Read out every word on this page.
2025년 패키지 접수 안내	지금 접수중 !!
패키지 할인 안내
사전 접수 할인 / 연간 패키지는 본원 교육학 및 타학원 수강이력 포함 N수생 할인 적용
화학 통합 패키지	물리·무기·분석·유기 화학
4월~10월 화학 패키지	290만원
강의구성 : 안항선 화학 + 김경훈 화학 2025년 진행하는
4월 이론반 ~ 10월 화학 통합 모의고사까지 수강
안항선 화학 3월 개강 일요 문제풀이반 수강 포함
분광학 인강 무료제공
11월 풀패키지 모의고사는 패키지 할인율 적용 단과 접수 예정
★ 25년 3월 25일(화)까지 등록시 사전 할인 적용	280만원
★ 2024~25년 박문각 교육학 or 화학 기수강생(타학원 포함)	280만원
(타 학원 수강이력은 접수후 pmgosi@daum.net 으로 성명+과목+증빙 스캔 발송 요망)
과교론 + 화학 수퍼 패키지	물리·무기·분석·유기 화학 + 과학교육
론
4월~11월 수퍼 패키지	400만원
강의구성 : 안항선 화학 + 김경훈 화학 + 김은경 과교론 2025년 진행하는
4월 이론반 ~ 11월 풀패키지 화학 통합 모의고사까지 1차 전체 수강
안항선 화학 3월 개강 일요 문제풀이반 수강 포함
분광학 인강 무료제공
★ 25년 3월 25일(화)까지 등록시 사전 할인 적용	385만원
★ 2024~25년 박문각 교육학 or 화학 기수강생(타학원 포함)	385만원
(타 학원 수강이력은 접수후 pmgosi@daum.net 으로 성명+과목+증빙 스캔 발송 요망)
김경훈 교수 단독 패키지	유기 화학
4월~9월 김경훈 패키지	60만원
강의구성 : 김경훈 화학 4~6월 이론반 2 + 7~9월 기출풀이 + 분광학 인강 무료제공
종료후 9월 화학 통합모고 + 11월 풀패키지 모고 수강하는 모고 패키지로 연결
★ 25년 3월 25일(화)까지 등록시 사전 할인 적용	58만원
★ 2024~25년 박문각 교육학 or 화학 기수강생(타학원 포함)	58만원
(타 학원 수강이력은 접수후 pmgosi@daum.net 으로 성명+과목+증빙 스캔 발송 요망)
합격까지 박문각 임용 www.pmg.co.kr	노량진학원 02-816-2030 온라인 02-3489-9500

▶ **Problem**: Show, from the listing above, each line that contains the word "풀패키지".

▶ **Result of this task**:
11월 풀패키지 모의고사는 패키지 할인율 적용 단과 접수 예정
4월 이론반 ~ 11월 풀패키지 화학 통합 모의고사까지 1차 전체 수강
종료후 9월 화학 통합모고 + 11월 풀패키지 모고 수강하는 모고 패키지로 연결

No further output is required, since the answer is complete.